• **Dataset extract**
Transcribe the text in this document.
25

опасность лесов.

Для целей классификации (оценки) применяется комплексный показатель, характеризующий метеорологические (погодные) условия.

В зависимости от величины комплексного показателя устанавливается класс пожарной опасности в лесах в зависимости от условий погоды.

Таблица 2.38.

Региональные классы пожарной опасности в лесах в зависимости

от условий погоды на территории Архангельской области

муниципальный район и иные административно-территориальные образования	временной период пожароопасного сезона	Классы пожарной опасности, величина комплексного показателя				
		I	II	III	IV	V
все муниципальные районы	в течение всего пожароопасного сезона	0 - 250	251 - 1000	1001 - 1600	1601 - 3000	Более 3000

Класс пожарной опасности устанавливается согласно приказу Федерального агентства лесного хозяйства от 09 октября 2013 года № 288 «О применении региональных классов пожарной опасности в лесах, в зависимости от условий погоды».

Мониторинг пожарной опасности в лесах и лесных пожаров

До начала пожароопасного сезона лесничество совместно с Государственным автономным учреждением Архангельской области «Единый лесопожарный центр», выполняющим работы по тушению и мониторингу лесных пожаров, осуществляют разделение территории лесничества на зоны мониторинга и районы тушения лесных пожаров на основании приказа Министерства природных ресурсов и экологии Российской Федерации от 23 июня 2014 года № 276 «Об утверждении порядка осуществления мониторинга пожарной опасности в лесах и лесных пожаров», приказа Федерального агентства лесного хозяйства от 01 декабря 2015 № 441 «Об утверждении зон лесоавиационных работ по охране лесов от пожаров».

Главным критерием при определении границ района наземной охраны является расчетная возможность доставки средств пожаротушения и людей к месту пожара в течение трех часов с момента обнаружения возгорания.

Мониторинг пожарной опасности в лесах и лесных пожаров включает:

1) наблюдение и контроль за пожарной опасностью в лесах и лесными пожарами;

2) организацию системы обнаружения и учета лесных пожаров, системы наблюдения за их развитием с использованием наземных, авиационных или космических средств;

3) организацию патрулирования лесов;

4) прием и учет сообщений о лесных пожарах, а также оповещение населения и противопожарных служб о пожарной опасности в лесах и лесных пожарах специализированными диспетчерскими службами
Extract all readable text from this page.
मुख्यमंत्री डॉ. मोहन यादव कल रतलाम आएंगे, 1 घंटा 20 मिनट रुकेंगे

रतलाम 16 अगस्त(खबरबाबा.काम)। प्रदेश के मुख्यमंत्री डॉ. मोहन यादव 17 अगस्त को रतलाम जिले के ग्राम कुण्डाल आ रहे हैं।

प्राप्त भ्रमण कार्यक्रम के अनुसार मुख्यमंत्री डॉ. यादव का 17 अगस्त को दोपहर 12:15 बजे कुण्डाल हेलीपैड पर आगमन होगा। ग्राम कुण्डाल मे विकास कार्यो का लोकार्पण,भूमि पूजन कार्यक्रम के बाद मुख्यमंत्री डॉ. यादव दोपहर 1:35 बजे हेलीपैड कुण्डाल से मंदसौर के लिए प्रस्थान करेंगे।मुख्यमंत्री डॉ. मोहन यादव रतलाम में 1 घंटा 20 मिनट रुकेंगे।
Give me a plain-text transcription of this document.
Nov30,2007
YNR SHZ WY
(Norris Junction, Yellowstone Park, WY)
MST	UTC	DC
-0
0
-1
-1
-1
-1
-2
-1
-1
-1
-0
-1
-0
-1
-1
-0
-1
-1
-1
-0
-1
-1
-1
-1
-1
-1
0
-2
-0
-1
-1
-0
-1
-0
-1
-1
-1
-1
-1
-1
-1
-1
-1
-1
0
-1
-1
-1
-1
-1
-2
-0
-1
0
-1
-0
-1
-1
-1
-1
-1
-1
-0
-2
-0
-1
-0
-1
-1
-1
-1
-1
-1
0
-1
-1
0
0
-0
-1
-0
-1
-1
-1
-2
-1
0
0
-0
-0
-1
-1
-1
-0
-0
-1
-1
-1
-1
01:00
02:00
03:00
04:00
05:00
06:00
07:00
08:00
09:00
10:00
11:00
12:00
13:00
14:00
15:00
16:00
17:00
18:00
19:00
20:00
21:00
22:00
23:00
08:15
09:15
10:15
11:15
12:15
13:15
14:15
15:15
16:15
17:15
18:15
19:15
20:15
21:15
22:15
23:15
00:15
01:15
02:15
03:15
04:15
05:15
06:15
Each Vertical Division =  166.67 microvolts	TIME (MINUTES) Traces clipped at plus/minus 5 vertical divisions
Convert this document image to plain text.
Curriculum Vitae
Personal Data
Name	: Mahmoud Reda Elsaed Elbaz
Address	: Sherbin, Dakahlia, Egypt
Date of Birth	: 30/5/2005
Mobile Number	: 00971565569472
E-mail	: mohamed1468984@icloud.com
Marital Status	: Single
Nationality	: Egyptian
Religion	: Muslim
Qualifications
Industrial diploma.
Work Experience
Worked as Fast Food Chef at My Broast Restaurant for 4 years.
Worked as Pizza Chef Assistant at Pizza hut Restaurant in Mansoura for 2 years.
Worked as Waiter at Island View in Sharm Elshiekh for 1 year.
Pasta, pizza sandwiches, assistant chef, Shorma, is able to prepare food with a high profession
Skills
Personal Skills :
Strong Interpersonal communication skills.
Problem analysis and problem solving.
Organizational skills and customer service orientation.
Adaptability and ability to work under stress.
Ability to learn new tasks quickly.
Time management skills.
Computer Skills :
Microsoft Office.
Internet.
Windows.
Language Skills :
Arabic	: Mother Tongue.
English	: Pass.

• **Your task**
From the records above, please extract every line and repeat it exactly.

• **Exercise response**
Transcribe the text in this document.
25

опасность лесов.

Для целей классификации (оценки) применяется комплексный показатель, характеризующий метеорологические (погодные) условия.

В зависимости от величины комплексного показателя устанавливается класс пожарной опасности в лесах в зависимости от условий погоды.

Таблица 2.38.

Региональные классы пожарной опасности в лесах в зависимости

от условий погоды на территории Архангельской области

муниципальный район и иные административно-территориальные образования	временной период пожароопасного сезона	Классы пожарной опасности, величина комплексного показателя				
		I	II	III	IV	V
все муниципальные районы	в течение всего пожароопасного сезона	0 - 250	251 - 1000	1001 - 1600	1601 - 3000	Более 3000

Класс пожарной опасности устанавливается согласно приказу Федерального агентства лесного хозяйства от 09 октября 2013 года № 288 «О применении региональных классов пожарной опасности в лесах, в зависимости от условий погоды».

Мониторинг пожарной опасности в лесах и лесных пожаров

До начала пожароопасного сезона лесничество совместно с Государственным автономным учреждением Архангельской области «Единый лесопожарный центр», выполняющим работы по тушению и мониторингу лесных пожаров, осуществляют разделение территории лесничества на зоны мониторинга и районы тушения лесных пожаров на основании приказа Министерства природных ресурсов и экологии Российской Федерации от 23 июня 2014 года № 276 «Об утверждении порядка осуществления мониторинга пожарной опасности в лесах и лесных пожаров», приказа Федерального агентства лесного хозяйства от 01 декабря 2015 № 441 «Об утверждении зон лесоавиационных работ по охране лесов от пожаров».

Главным критерием при определении границ района наземной охраны является расчетная возможность доставки средств пожаротушения и людей к месту пожара в течение трех часов с момента обнаружения возгорания.

Мониторинг пожарной опасности в лесах и лесных пожаров включает:

1) наблюдение и контроль за пожарной опасностью в лесах и лесными пожарами;

2) организацию системы обнаружения и учета лесных пожаров, системы наблюдения за их развитием с использованием наземных, авиационных или космических средств;

3) организацию патрулирования лесов;

4) прием и учет сообщений о лесных пожарах, а также оповещение населения и противопожарных служб о пожарной опасности в лесах и лесных пожарах специализированными диспетчерскими службами
Extract all readable text from this page.
मुख्यमंत्री डॉ. मोहन यादव कल रतलाम आएंगे, 1 घंटा 20 मिनट रुकेंगे

रतलाम 16 अगस्त(खबरबाबा.काम)। प्रदेश के मुख्यमंत्री डॉ. मोहन यादव 17 अगस्त को रतलाम जिले के ग्राम कुण्डाल आ रहे हैं।

प्राप्त भ्रमण कार्यक्रम के अनुसार मुख्यमंत्री डॉ. यादव का 17 अगस्त को दोपहर 12:15 बजे कुण्डाल हेलीपैड पर आगमन होगा। ग्राम कुण्डाल मे विकास कार्यो का लोकार्पण,भूमि पूजन कार्यक्रम के बाद मुख्यमंत्री डॉ. यादव दोपहर 1:35 बजे हेलीपैड कुण्डाल से मंदसौर के लिए प्रस्थान करेंगे।मुख्यमंत्री डॉ. मोहन यादव रतलाम में 1 घंटा 20 मिनट रुकेंगे।
Give me a plain-text transcription of this document.
Nov30,2007
YNR SHZ WY
(Norris Junction, Yellowstone Park, WY)
MST	UTC	DC
-0
0
-1
-1
-1
-1
-2
-1
-1
-1
-0
-1
-0
-1
-1
-0
-1
-1
-1
-0
-1
-1
-1
-1
-1
-1
0
-2
-0
-1
-1
-0
-1
-0
-1
-1
-1
-1
-1
-1
-1
-1
-1
-1
0
-1
-1
-1
-1
-1
-2
-0
-1
0
-1
-0
-1
-1
-1
-1
-1
-1
-0
-2
-0
-1
-0
-1
-1
-1
-1
-1
-1
0
-1
-1
0
0
-0
-1
-0
-1
-1
-1
-2
-1
0
0
-0
-0
-1
-1
-1
-0
-0
-1
-1
-1
-1
01:00
02:00
03:00
04:00
05:00
06:00
07:00
08:00
09:00
10:00
11:00
12:00
13:00
14:00
15:00
16:00
17:00
18:00
19:00
20:00
21:00
22:00
23:00
08:15
09:15
10:15
11:15
12:15
13:15
14:15
15:15
16:15
17:15
18:15
19:15
20:15
21:15
22:15
23:15
00:15
01:15
02:15
03:15
04:15
05:15
06:15
Each Vertical Division =  166.67 microvolts	TIME (MINUTES) Traces clipped at plus/minus 5 vertical divisions
Convert this document image to plain text.
Curriculum Vitae
Personal Data
Name	: Mahmoud Reda Elsaed Elbaz
Address	: Sherbin, Dakahlia, Egypt
Date of Birth	: 30/5/2005
Mobile Number	: 00971565569472
E-mail	: mohamed1468984@icloud.com
Marital Status	: Single
Nationality	: Egyptian
Religion	: Muslim
Qualifications
Industrial diploma.
Work Experience
Worked as Fast Food Chef at My Broast Restaurant for 4 years.
Worked as Pizza Chef Assistant at Pizza hut Restaurant in Mansoura for 2 years.
Worked as Waiter at Island View in Sharm Elshiekh for 1 year.
Pasta, pizza sandwiches, assistant chef, Shorma, is able to prepare food with a high profession
Skills
Personal Skills :
Strong Interpersonal communication skills.
Problem analysis and problem solving.
Organizational skills and customer service orientation.
Adaptability and ability to work under stress.
Ability to learn new tasks quickly.
Time management skills.
Computer Skills :
Microsoft Office.
Internet.
Windows.
Language Skills :
Arabic	: Mother Tongue.
English	: Pass.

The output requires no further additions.